• **DATASET RECORDS**:
==================================================
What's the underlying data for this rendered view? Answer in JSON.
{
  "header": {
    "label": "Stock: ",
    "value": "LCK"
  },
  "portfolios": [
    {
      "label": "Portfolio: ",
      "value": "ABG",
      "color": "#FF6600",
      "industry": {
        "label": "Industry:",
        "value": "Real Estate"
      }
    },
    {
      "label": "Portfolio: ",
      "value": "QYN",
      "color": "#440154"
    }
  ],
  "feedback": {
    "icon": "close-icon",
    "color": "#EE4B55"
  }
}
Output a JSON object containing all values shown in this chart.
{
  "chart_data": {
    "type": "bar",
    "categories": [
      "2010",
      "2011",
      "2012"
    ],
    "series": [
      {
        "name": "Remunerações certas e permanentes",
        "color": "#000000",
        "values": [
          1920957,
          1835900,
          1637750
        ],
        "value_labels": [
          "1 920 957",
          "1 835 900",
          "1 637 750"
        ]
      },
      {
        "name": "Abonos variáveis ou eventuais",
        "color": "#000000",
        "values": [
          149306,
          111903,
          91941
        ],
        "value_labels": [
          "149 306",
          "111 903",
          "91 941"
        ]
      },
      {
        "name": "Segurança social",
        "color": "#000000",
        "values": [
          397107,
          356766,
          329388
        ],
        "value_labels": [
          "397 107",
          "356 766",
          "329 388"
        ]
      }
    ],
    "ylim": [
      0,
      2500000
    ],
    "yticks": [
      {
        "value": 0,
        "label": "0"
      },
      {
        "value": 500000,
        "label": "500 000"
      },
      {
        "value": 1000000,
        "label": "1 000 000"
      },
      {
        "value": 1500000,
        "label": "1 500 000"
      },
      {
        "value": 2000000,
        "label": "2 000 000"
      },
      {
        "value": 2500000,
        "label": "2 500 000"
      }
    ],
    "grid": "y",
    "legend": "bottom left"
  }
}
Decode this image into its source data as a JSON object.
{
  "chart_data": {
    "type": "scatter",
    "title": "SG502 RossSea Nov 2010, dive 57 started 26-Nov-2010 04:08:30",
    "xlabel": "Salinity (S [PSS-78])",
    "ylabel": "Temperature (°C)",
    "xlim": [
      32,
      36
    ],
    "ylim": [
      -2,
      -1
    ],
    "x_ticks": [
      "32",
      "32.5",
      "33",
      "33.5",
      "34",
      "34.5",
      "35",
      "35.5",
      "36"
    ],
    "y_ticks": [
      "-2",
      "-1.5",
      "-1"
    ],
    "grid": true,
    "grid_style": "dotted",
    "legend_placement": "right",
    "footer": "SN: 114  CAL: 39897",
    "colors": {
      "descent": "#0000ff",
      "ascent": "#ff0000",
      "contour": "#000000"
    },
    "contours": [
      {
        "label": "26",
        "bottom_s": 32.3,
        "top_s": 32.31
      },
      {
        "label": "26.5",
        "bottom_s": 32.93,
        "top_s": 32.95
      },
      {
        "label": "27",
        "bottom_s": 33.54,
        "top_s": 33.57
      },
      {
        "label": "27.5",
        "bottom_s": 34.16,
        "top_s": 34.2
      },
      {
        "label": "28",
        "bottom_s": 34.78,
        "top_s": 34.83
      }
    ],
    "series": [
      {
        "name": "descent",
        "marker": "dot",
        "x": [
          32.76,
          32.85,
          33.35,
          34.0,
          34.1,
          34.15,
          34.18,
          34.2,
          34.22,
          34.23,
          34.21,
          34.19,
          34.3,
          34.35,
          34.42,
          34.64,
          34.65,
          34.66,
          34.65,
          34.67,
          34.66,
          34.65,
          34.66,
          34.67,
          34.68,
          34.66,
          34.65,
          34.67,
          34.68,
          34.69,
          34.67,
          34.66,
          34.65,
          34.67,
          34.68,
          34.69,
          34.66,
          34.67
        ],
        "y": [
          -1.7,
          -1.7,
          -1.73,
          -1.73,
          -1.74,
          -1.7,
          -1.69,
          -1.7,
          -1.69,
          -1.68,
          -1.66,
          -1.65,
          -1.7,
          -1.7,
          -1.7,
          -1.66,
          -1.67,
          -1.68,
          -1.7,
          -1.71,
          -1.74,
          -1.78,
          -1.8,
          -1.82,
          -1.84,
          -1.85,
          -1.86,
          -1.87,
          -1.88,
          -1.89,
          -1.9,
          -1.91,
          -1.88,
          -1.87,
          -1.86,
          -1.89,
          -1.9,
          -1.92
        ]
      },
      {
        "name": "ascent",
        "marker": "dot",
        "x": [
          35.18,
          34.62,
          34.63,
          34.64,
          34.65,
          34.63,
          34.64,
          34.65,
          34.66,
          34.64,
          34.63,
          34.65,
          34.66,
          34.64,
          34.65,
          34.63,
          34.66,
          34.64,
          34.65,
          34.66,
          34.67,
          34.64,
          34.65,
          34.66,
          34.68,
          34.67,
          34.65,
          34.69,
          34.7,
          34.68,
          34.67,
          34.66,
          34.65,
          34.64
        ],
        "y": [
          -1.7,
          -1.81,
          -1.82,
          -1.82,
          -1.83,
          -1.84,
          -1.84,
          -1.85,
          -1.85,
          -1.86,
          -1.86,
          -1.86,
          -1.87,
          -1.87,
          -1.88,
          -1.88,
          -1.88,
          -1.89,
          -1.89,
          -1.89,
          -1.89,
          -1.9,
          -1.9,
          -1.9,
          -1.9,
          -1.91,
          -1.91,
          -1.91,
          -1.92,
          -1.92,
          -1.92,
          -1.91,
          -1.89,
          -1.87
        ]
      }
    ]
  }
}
==================================================
• **PROBLEM DETAILS**: Extract all of the data shown above without alteration.

• **FULL RESPONSE**:
What's the underlying data for this rendered view? Answer in JSON.
{
  "header": {
    "label": "Stock: ",
    "value": "LCK"
  },
  "portfolios": [
    {
      "label": "Portfolio: ",
      "value": "ABG",
      "color": "#FF6600",
      "industry": {
        "label": "Industry:",
        "value": "Real Estate"
      }
    },
    {
      "label": "Portfolio: ",
      "value": "QYN",
      "color": "#440154"
    }
  ],
  "feedback": {
    "icon": "close-icon",
    "color": "#EE4B55"
  }
}
Output a JSON object containing all values shown in this chart.
{
  "chart_data": {
    "type": "bar",
    "categories": [
      "2010",
      "2011",
      "2012"
    ],
    "series": [
      {
        "name": "Remunerações certas e permanentes",
        "color": "#000000",
        "values": [
          1920957,
          1835900,
          1637750
        ],
        "value_labels": [
          "1 920 957",
          "1 835 900",
          "1 637 750"
        ]
      },
      {
        "name": "Abonos variáveis ou eventuais",
        "color": "#000000",
        "values": [
          149306,
          111903,
          91941
        ],
        "value_labels": [
          "149 306",
          "111 903",
          "91 941"
        ]
      },
      {
        "name": "Segurança social",
        "color": "#000000",
        "values": [
          397107,
          356766,
          329388
        ],
        "value_labels": [
          "397 107",
          "356 766",
          "329 388"
        ]
      }
    ],
    "ylim": [
      0,
      2500000
    ],
    "yticks": [
      {
        "value": 0,
        "label": "0"
      },
      {
        "value": 500000,
        "label": "500 000"
      },
      {
        "value": 1000000,
        "label": "1 000 000"
      },
      {
        "value": 1500000,
        "label": "1 500 000"
      },
      {
        "value": 2000000,
        "label": "2 000 000"
      },
      {
        "value": 2500000,
        "label": "2 500 000"
      }
    ],
    "grid": "y",
    "legend": "bottom left"
  }
}
Decode this image into its source data as a JSON object.
{
  "chart_data": {
    "type": "scatter",
    "title": "SG502 RossSea Nov 2010, dive 57 started 26-Nov-2010 04:08:30",
    "xlabel": "Salinity (S [PSS-78])",
    "ylabel": "Temperature (°C)",
    "xlim": [
      32,
      36
    ],
    "ylim": [
      -2,
      -1
    ],
    "x_ticks": [
      "32",
      "32.5",
      "33",
      "33.5",
      "34",
      "34.5",
      "35",
      "35.5",
      "36"
    ],
    "y_ticks": [
      "-2",
      "-1.5",
      "-1"
    ],
    "grid": true,
    "grid_style": "dotted",
    "legend_placement": "right",
    "footer": "SN: 114  CAL: 39897",
    "colors": {
      "descent": "#0000ff",
      "ascent": "#ff0000",
      "contour": "#000000"
    },
    "contours": [
      {
        "label": "26",
        "bottom_s": 32.3,
        "top_s": 32.31
      },
      {
        "label": "26.5",
        "bottom_s": 32.93,
        "top_s": 32.95
      },
      {
        "label": "27",
        "bottom_s": 33.54,
        "top_s": 33.57
      },
      {
        "label": "27.5",
        "bottom_s": 34.16,
        "top_s": 34.2
      },
      {
        "label": "28",
        "bottom_s": 34.78,
        "top_s": 34.83
      }
    ],
    "series": [
      {
        "name": "descent",
        "marker": "dot",
        "x": [
          32.76,
          32.85,
          33.35,
          34.0,
          34.1,
          34.15,
          34.18,
          34.2,
          34.22,
          34.23,
          34.21,
          34.19,
          34.3,
          34.35,
          34.42,
          34.64,
          34.65,
          34.66,
          34.65,
          34.67,
          34.66,
          34.65,
          34.66,
          34.67,
          34.68,
          34.66,
          34.65,
          34.67,
          34.68,
          34.69,
          34.67,
          34.66,
          34.65,
          34.67,
          34.68,
          34.69,
          34.66,
          34.67
        ],
        "y": [
          -1.7,
          -1.7,
          -1.73,
          -1.73,
          -1.74,
          -1.7,
          -1.69,
          -1.7,
          -1.69,
          -1.68,
          -1.66,
          -1.65,
          -1.7,
          -1.7,
          -1.7,
          -1.66,
          -1.67,
          -1.68,
          -1.7,
          -1.71,
          -1.74,
          -1.78,
          -1.8,
          -1.82,
          -1.84,
          -1.85,
          -1.86,
          -1.87,
          -1.88,
          -1.89,
          -1.9,
          -1.91,
          -1.88,
          -1.87,
          -1.86,
          -1.89,
          -1.9,
          -1.92
        ]
      },
      {
        "name": "ascent",
        "marker": "dot",
        "x": [
          35.18,
          34.62,
          34.63,
          34.64,
          34.65,
          34.63,
          34.64,
          34.65,
          34.66,
          34.64,
          34.63,
          34.65,
          34.66,
          34.64,
          34.65,
          34.63,
          34.66,
          34.64,
          34.65,
          34.66,
          34.67,
          34.64,
          34.65,
          34.66,
          34.68,
          34.67,
          34.65,
          34.69,
          34.7,
          34.68,
          34.67,
          34.66,
          34.65,
          34.64
        ],
        "y": [
          -1.7,
          -1.81,
          -1.82,
          -1.82,
          -1.83,
          -1.84,
          -1.84,
          -1.85,
          -1.85,
          -1.86,
          -1.86,
          -1.86,
          -1.87,
          -1.87,
          -1.88,
          -1.88,
          -1.88,
          -1.89,
          -1.89,
          -1.89,
          -1.89,
          -1.9,
          -1.9,
          -1.9,
          -1.9,
          -1.91,
          -1.91,
          -1.91,
          -1.92,
          -1.92,
          -1.92,
          -1.91,
          -1.89,
          -1.87
        ]
      }
    ]
  }
}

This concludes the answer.